■ **TASK DESCRIPTION**
Pictures aside, quote the whole listing exactly.

[Records excerpted from a collection]
-*-
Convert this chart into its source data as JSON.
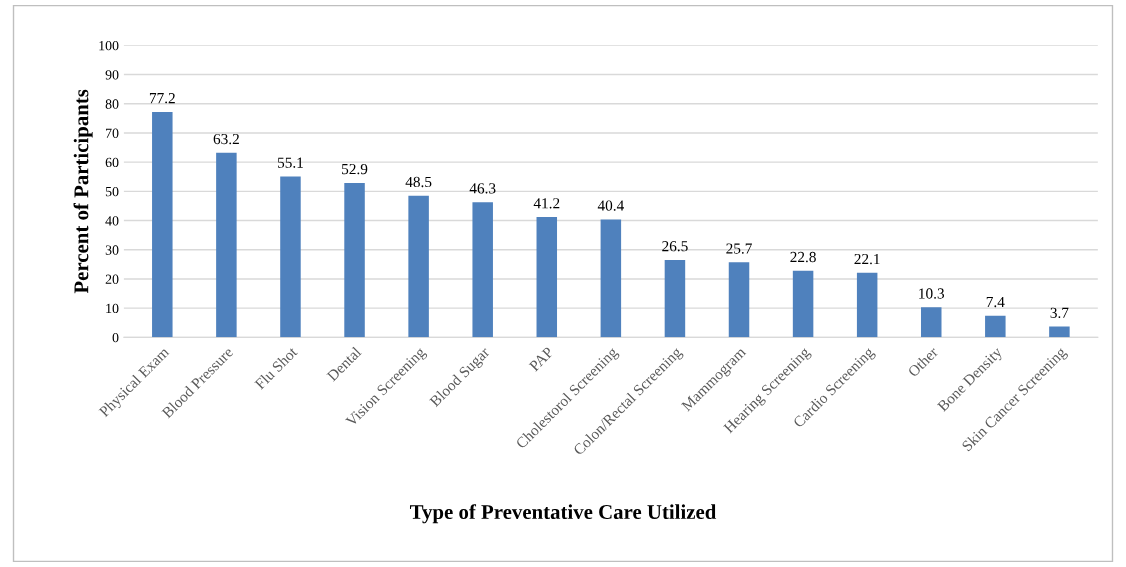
{
  "chart_data": {
    "type": "bar",
    "xlabel": "Type of Preventative Care Utilized",
    "ylabel": "Percent of Participants",
    "categories": [
      "Physical Exam",
      "Blood Pressure",
      "Flu Shot",
      "Dental",
      "Vision Screening",
      "Blood Sugar",
      "PAP",
      "Cholestorol Screening",
      "Colon/Rectal Screening",
      "Mammogram",
      "Hearing Screening",
      "Cardio Screening",
      "Other",
      "Bone Density",
      "Skin Cancer Screening"
    ],
    "values": [
      77.2,
      63.2,
      55.1,
      52.9,
      48.5,
      46.3,
      41.2,
      40.4,
      26.5,
      25.7,
      22.8,
      22.1,
      10.3,
      7.4,
      3.7
    ],
    "color": "#4f81bd",
    "data_labels": true,
    "grid": "y",
    "ylim": [
      0,
      100
    ],
    "yticks": [
      0,
      10,
      20,
      30,
      40,
      50,
      60,
      70,
      80,
      90,
      100
    ]
  }
}
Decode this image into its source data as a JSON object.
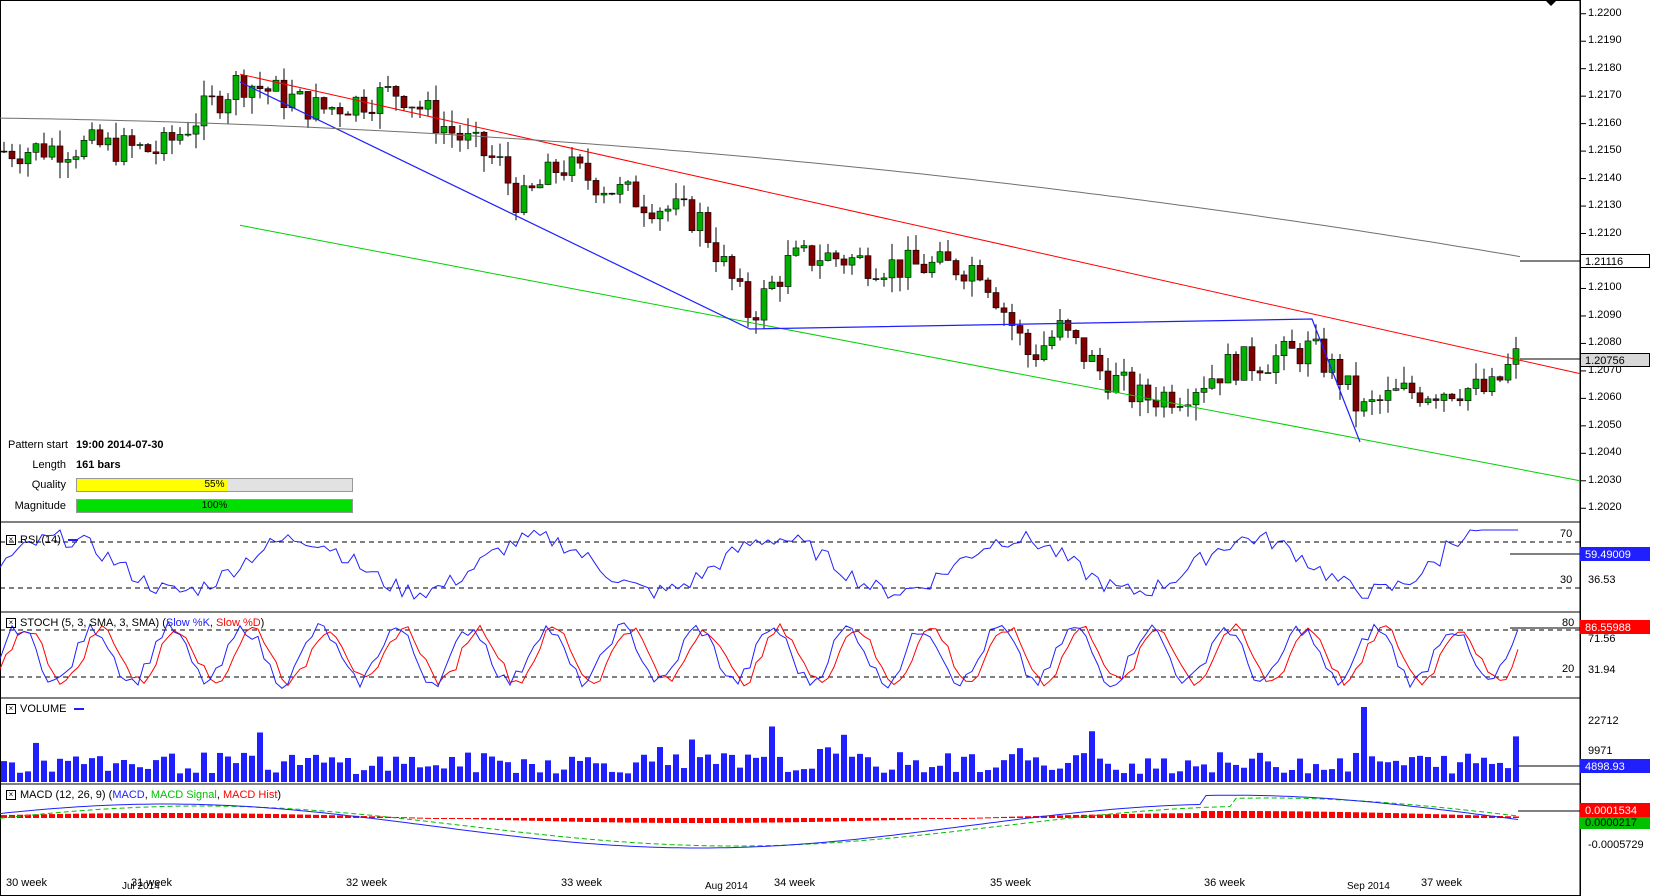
{
  "pattern_info": {
    "start_label": "Pattern start",
    "start_value": "19:00 2014-07-30",
    "length_label": "Length",
    "length_value": "161 bars",
    "quality_label": "Quality",
    "quality_value": "55%",
    "quality_fraction": 0.55,
    "magnitude_label": "Magnitude",
    "magnitude_value": "100%",
    "magnitude_fraction": 1.0
  },
  "colors": {
    "bull": "#00b000",
    "bear": "#800000",
    "resistance": "#ff0000",
    "support": "#00d000",
    "pattern": "#2020ff",
    "ma": "#707070",
    "quality": "#ffff00",
    "magnitude": "#00e000"
  },
  "price_axis": {
    "ticks": [
      "1.2200",
      "1.2190",
      "1.2180",
      "1.2170",
      "1.2160",
      "1.2150",
      "1.2140",
      "1.2130",
      "1.2120",
      "1.2110",
      "1.2100",
      "1.2090",
      "1.2080",
      "1.2070",
      "1.2060",
      "1.2050",
      "1.2040",
      "1.2030",
      "1.2020"
    ],
    "ma_tag": "1.21116",
    "last_tag": "1.20756"
  },
  "rsi": {
    "label": "RSI (14)",
    "levels": [
      "70",
      "30"
    ],
    "extra": "36.53",
    "current": "59.49009"
  },
  "stoch": {
    "label_prefix": "STOCH (5, 3, SMA, 3, SMA) (",
    "k_label": "Slow %K",
    "sep": ", ",
    "d_label": "Slow %D",
    "label_suffix": ")",
    "levels": [
      "80",
      "20"
    ],
    "extra1": "71.56",
    "extra2": "31.94",
    "current": "86.55988"
  },
  "volume": {
    "label": "VOLUME",
    "ticks": [
      "22712",
      "9971"
    ],
    "current": "4898.93"
  },
  "macd": {
    "label_prefix": "MACD (12, 26, 9) (",
    "main_label": "MACD",
    "sep1": ", ",
    "signal_label": "MACD Signal",
    "sep2": ", ",
    "hist_label": "MACD Hist",
    "label_suffix": ")",
    "current": "0.0001534",
    "hidden": "0.0000217",
    "tick": "-0.0005729"
  },
  "time_axis": {
    "weeks": [
      "30 week",
      "31 week",
      "32 week",
      "33 week",
      "34 week",
      "35 week",
      "36 week",
      "37 week"
    ],
    "months": [
      "Jul 2014",
      "Aug 2014",
      "Sep 2014"
    ]
  },
  "chart_data": [
    {
      "type": "candlestick",
      "title": "",
      "ylim": [
        1.2015,
        1.2205
      ],
      "pattern": "descending channel",
      "resistance_line": {
        "from": 1.2178,
        "to": 1.2069
      },
      "support_line": {
        "from": 1.2123,
        "to": 1.203
      },
      "moving_average": {
        "from": 1.2162,
        "to": 1.21116
      },
      "last_price": 1.20756,
      "low": 1.2046,
      "high": 1.2178
    },
    {
      "type": "line",
      "name": "RSI (14)",
      "levels": [
        70,
        30
      ],
      "last": 59.49
    },
    {
      "type": "line",
      "name": "STOCH (5, 3, SMA, 3, SMA)",
      "levels": [
        80,
        20
      ],
      "last": 86.56
    },
    {
      "type": "bar",
      "name": "VOLUME",
      "max": 22712,
      "last": 4898.93
    },
    {
      "type": "line",
      "name": "MACD (12, 26, 9)",
      "last": 0.0001534
    }
  ]
}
-*-
■ **RESULT OF THIS TASK**
Convert this chart into its source data as JSON.
{
  "chart_data": {
    "type": "bar",
    "xlabel": "Type of Preventative Care Utilized",
    "ylabel": "Percent of Participants",
    "categories": [
      "Physical Exam",
      "Blood Pressure",
      "Flu Shot",
      "Dental",
      "Vision Screening",
      "Blood Sugar",
      "PAP",
      "Cholestorol Screening",
      "Colon/Rectal Screening",
      "Mammogram",
      "Hearing Screening",
      "Cardio Screening",
      "Other",
      "Bone Density",
      "Skin Cancer Screening"
    ],
    "values": [
      77.2,
      63.2,
      55.1,
      52.9,
      48.5,
      46.3,
      41.2,
      40.4,
      26.5,
      25.7,
      22.8,
      22.1,
      10.3,
      7.4,
      3.7
    ],
    "color": "#4f81bd",
    "data_labels": true,
    "grid": "y",
    "ylim": [
      0,
      100
    ],
    "yticks": [
      0,
      10,
      20,
      30,
      40,
      50,
      60,
      70,
      80,
      90,
      100
    ]
  }
}
Decode this image into its source data as a JSON object.
{
  "pattern_info": {
    "start_label": "Pattern start",
    "start_value": "19:00 2014-07-30",
    "length_label": "Length",
    "length_value": "161 bars",
    "quality_label": "Quality",
    "quality_value": "55%",
    "quality_fraction": 0.55,
    "magnitude_label": "Magnitude",
    "magnitude_value": "100%",
    "magnitude_fraction": 1.0
  },
  "colors": {
    "bull": "#00b000",
    "bear": "#800000",
    "resistance": "#ff0000",
    "support": "#00d000",
    "pattern": "#2020ff",
    "ma": "#707070",
    "quality": "#ffff00",
    "magnitude": "#00e000"
  },
  "price_axis": {
    "ticks": [
      "1.2200",
      "1.2190",
      "1.2180",
      "1.2170",
      "1.2160",
      "1.2150",
      "1.2140",
      "1.2130",
      "1.2120",
      "1.2110",
      "1.2100",
      "1.2090",
      "1.2080",
      "1.2070",
      "1.2060",
      "1.2050",
      "1.2040",
      "1.2030",
      "1.2020"
    ],
    "ma_tag": "1.21116",
    "last_tag": "1.20756"
  },
  "rsi": {
    "label": "RSI (14)",
    "levels": [
      "70",
      "30"
    ],
    "extra": "36.53",
    "current": "59.49009"
  },
  "stoch": {
    "label_prefix": "STOCH (5, 3, SMA, 3, SMA) (",
    "k_label": "Slow %K",
    "sep": ", ",
    "d_label": "Slow %D",
    "label_suffix": ")",
    "levels": [
      "80",
      "20"
    ],
    "extra1": "71.56",
    "extra2": "31.94",
    "current": "86.55988"
  },
  "volume": {
    "label": "VOLUME",
    "ticks": [
      "22712",
      "9971"
    ],
    "current": "4898.93"
  },
  "macd": {
    "label_prefix": "MACD (12, 26, 9) (",
    "main_label": "MACD",
    "sep1": ", ",
    "signal_label": "MACD Signal",
    "sep2": ", ",
    "hist_label": "MACD Hist",
    "label_suffix": ")",
    "current": "0.0001534",
    "hidden": "0.0000217",
    "tick": "-0.0005729"
  },
  "time_axis": {
    "weeks": [
      "30 week",
      "31 week",
      "32 week",
      "33 week",
      "34 week",
      "35 week",
      "36 week",
      "37 week"
    ],
    "months": [
      "Jul 2014",
      "Aug 2014",
      "Sep 2014"
    ]
  },
  "chart_data": [
    {
      "type": "candlestick",
      "title": "",
      "ylim": [
        1.2015,
        1.2205
      ],
      "pattern": "descending channel",
      "resistance_line": {
        "from": 1.2178,
        "to": 1.2069
      },
      "support_line": {
        "from": 1.2123,
        "to": 1.203
      },
      "moving_average": {
        "from": 1.2162,
        "to": 1.21116
      },
      "last_price": 1.20756,
      "low": 1.2046,
      "high": 1.2178
    },
    {
      "type": "line",
      "name": "RSI (14)",
      "levels": [
        70,
        30
      ],
      "last": 59.49
    },
    {
      "type": "line",
      "name": "STOCH (5, 3, SMA, 3, SMA)",
      "levels": [
        80,
        20
      ],
      "last": 86.56
    },
    {
      "type": "bar",
      "name": "VOLUME",
      "max": 22712,
      "last": 4898.93
    },
    {
      "type": "line",
      "name": "MACD (12, 26, 9)",
      "last": 0.0001534
    }
  ]
}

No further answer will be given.